**Required work**
What is the number of lines holding the word "tercio"? Give that number alone.

__________________________________________________

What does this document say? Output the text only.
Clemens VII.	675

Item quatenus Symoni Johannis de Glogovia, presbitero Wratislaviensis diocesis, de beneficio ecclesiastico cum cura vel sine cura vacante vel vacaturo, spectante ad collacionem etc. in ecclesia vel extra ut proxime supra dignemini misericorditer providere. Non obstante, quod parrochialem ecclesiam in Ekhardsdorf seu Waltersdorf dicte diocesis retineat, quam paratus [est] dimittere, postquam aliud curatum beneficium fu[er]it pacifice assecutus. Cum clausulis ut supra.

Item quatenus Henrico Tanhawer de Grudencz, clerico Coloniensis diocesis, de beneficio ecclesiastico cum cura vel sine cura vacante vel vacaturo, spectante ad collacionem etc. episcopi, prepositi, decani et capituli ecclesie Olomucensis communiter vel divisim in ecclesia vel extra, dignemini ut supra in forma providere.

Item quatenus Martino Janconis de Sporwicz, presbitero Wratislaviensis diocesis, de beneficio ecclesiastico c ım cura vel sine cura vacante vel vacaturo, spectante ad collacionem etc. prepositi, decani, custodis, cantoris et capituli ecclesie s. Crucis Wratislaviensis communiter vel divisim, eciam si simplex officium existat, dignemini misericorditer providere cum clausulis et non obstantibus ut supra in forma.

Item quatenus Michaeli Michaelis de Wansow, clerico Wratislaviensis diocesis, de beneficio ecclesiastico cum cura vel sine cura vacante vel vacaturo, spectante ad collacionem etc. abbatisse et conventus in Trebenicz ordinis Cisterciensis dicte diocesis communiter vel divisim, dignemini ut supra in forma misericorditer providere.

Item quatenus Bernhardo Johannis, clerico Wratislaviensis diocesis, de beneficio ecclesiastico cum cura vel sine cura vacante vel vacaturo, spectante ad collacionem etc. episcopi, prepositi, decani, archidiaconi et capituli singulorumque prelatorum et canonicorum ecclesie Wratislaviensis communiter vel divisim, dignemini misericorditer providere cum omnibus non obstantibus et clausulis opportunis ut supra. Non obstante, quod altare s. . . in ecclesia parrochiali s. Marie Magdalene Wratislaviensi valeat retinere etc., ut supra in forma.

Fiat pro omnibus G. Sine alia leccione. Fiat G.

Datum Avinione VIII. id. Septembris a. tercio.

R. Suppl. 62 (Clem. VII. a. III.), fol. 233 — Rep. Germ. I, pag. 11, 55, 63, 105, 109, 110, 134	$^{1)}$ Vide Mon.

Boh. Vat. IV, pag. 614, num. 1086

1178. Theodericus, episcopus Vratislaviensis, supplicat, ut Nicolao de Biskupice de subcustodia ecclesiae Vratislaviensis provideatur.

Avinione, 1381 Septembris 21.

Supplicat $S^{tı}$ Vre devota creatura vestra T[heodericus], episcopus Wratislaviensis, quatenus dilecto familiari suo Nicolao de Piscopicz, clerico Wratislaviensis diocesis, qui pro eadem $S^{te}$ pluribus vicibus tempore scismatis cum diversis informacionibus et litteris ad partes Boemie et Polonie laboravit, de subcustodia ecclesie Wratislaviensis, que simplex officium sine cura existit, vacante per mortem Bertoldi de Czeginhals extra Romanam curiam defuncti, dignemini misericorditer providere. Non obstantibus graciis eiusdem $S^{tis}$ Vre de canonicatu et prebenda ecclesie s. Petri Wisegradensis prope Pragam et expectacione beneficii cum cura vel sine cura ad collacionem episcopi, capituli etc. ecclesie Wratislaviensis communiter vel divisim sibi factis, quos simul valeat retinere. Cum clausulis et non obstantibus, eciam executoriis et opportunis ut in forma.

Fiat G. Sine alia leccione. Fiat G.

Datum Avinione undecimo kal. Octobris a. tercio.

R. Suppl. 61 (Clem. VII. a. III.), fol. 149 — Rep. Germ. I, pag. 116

__________________________________________________

**Complete answer**
2